→ The records

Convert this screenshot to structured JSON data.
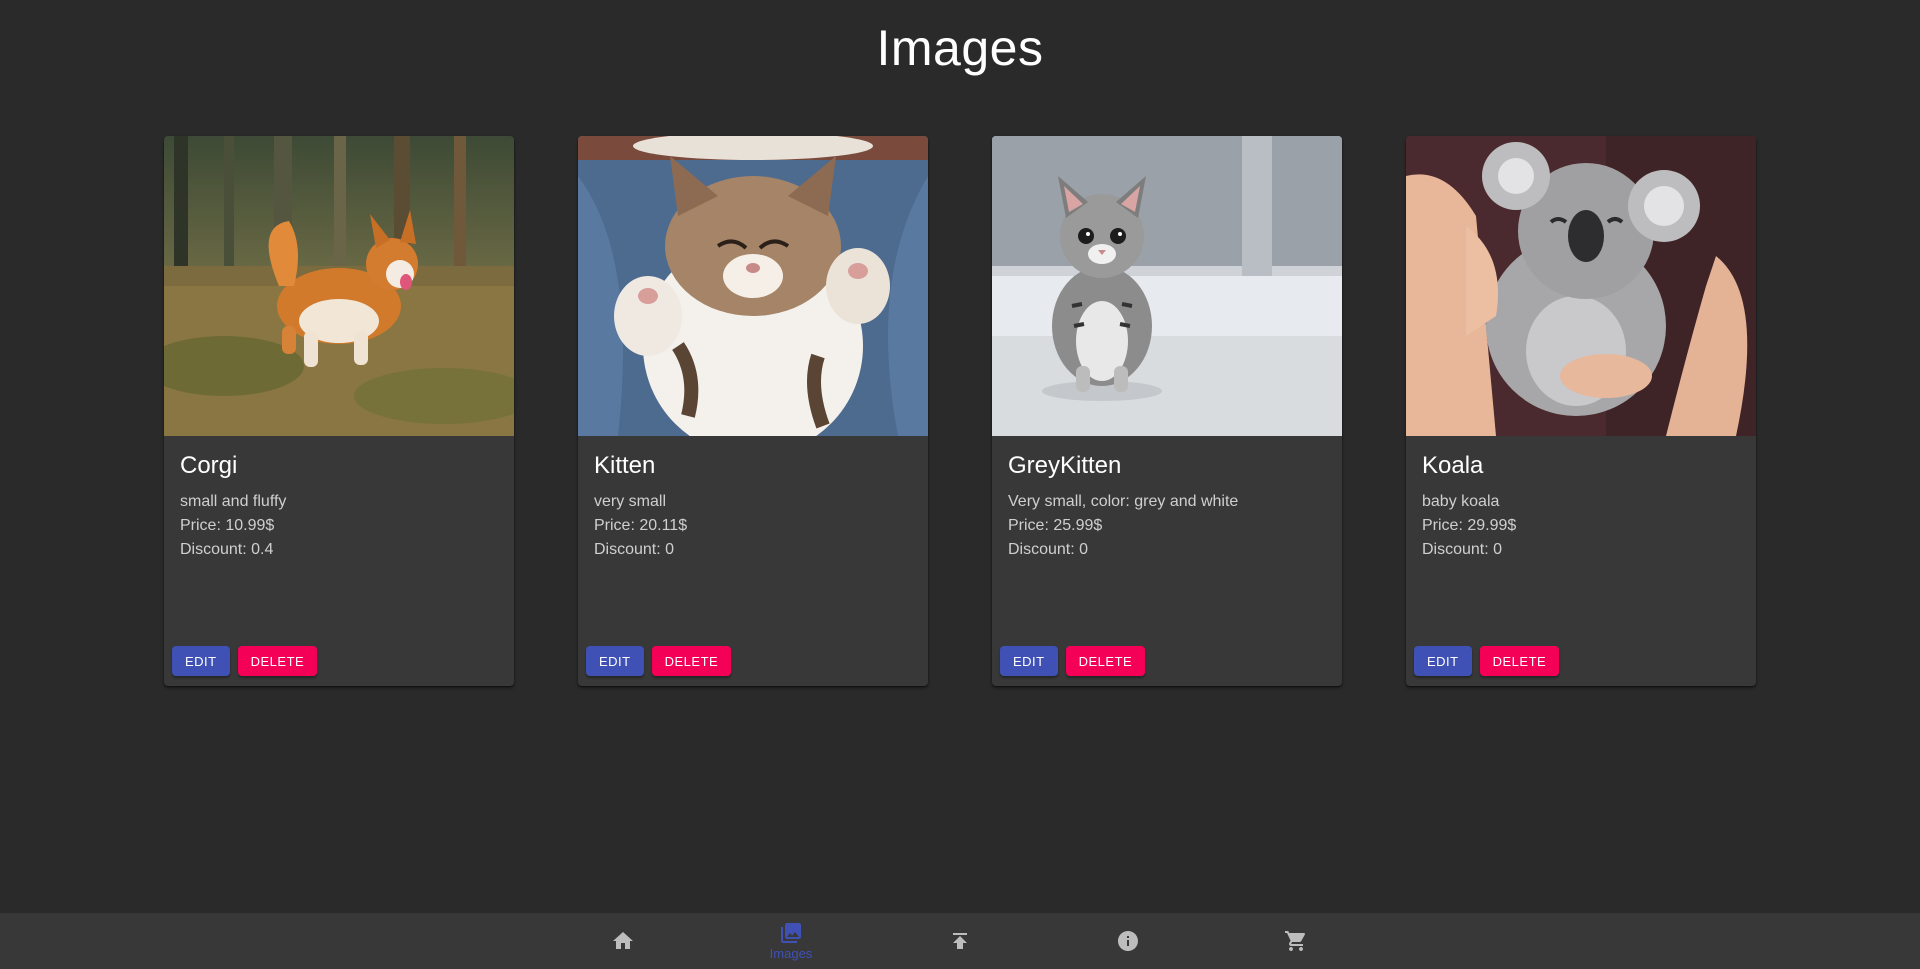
{
  "header": {
    "title": "Images"
  },
  "cards": [
    {
      "title": "Corgi",
      "description": "small and fluffy",
      "price": "Price: 10.99$",
      "discount": "Discount: 0.4",
      "edit_label": "EDIT",
      "delete_label": "DELETE",
      "image": "corgi-photo"
    },
    {
      "title": "Kitten",
      "description": "very small",
      "price": "Price: 20.11$",
      "discount": "Discount: 0",
      "edit_label": "EDIT",
      "delete_label": "DELETE",
      "image": "kitten-photo"
    },
    {
      "title": "GreyKitten",
      "description": "Very small, color: grey and white",
      "price": "Price: 25.99$",
      "discount": "Discount: 0",
      "edit_label": "EDIT",
      "delete_label": "DELETE",
      "image": "grey-kitten-photo"
    },
    {
      "title": "Koala",
      "description": "baby koala",
      "price": "Price: 29.99$",
      "discount": "Discount: 0",
      "edit_label": "EDIT",
      "delete_label": "DELETE",
      "image": "koala-photo"
    }
  ],
  "bottom_nav": {
    "items": [
      {
        "icon": "home-icon",
        "label": "",
        "active": false
      },
      {
        "icon": "photo-library-icon",
        "label": "Images",
        "active": true
      },
      {
        "icon": "upload-icon",
        "label": "",
        "active": false
      },
      {
        "icon": "info-icon",
        "label": "",
        "active": false
      },
      {
        "icon": "cart-icon",
        "label": "",
        "active": false
      }
    ]
  },
  "colors": {
    "background": "#2a2a2a",
    "card": "#383838",
    "primary": "#3f51b5",
    "secondary": "#f50057",
    "nav_icon": "#bdbdbd"
  }
}
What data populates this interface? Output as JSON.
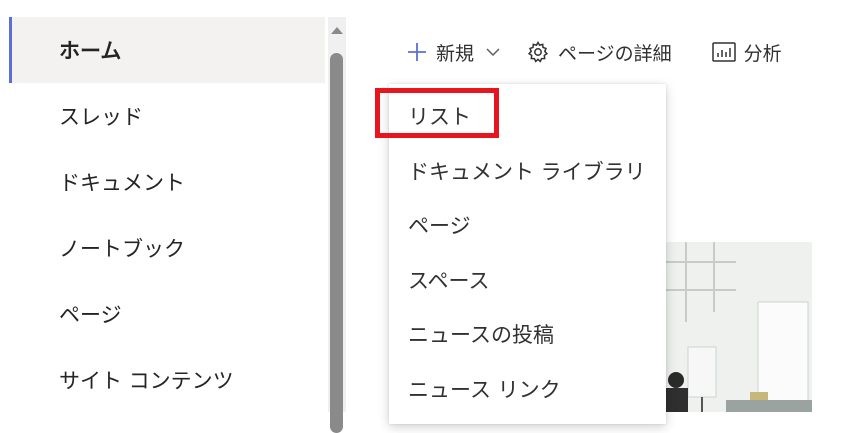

→ Required task
Repeat each record exactly, with the pictures left out.

→ Solution for this exercise
Convert this screenshot to structured JSON data.
{
  "header": {
    "title": "Images"
  },
  "cards": [
    {
      "title": "Corgi",
      "description": "small and fluffy",
      "price": "Price: 10.99$",
      "discount": "Discount: 0.4",
      "edit_label": "EDIT",
      "delete_label": "DELETE",
      "image": "corgi-photo"
    },
    {
      "title": "Kitten",
      "description": "very small",
      "price": "Price: 20.11$",
      "discount": "Discount: 0",
      "edit_label": "EDIT",
      "delete_label": "DELETE",
      "image": "kitten-photo"
    },
    {
      "title": "GreyKitten",
      "description": "Very small, color: grey and white",
      "price": "Price: 25.99$",
      "discount": "Discount: 0",
      "edit_label": "EDIT",
      "delete_label": "DELETE",
      "image": "grey-kitten-photo"
    },
    {
      "title": "Koala",
      "description": "baby koala",
      "price": "Price: 29.99$",
      "discount": "Discount: 0",
      "edit_label": "EDIT",
      "delete_label": "DELETE",
      "image": "koala-photo"
    }
  ],
  "bottom_nav": {
    "items": [
      {
        "icon": "home-icon",
        "label": "",
        "active": false
      },
      {
        "icon": "photo-library-icon",
        "label": "Images",
        "active": true
      },
      {
        "icon": "upload-icon",
        "label": "",
        "active": false
      },
      {
        "icon": "info-icon",
        "label": "",
        "active": false
      },
      {
        "icon": "cart-icon",
        "label": "",
        "active": false
      }
    ]
  },
  "colors": {
    "background": "#2a2a2a",
    "card": "#383838",
    "primary": "#3f51b5",
    "secondary": "#f50057",
    "nav_icon": "#bdbdbd"
  }
}
What data populates this interface? Output as JSON.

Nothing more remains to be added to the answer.